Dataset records
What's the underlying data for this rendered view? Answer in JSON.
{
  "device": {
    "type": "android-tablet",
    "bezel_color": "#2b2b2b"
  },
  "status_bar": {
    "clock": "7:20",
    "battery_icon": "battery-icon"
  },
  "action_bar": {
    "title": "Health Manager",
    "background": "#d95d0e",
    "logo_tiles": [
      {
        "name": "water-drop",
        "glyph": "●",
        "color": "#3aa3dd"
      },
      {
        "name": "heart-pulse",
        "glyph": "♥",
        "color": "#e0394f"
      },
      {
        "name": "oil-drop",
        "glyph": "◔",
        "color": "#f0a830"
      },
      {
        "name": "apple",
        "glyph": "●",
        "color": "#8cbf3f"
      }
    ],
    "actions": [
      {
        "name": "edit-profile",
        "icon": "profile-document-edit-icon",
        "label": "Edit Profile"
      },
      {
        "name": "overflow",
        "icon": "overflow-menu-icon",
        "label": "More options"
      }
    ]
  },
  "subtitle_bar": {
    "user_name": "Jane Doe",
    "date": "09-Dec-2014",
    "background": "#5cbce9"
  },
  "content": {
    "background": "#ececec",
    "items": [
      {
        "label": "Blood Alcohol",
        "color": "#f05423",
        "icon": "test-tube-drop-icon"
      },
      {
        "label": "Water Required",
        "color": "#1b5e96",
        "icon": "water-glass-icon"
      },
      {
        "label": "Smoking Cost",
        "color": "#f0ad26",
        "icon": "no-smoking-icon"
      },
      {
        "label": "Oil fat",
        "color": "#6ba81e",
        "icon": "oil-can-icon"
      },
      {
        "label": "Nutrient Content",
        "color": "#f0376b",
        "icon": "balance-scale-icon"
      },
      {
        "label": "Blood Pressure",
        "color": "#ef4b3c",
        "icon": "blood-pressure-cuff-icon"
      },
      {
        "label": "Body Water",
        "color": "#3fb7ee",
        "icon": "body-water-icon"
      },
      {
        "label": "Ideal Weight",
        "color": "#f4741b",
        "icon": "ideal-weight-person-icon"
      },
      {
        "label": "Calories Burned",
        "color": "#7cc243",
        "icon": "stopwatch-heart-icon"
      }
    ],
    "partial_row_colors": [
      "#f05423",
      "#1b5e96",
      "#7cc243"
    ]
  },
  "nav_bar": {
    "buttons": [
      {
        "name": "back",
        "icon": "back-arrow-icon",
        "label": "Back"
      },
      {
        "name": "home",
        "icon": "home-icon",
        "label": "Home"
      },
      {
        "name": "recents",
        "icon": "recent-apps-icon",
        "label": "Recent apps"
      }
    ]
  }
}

Set task:
Copy each line that contains the word "drop".

The output:
        "name": "water-drop",
        "name": "oil-drop",
        "icon": "test-tube-drop-icon"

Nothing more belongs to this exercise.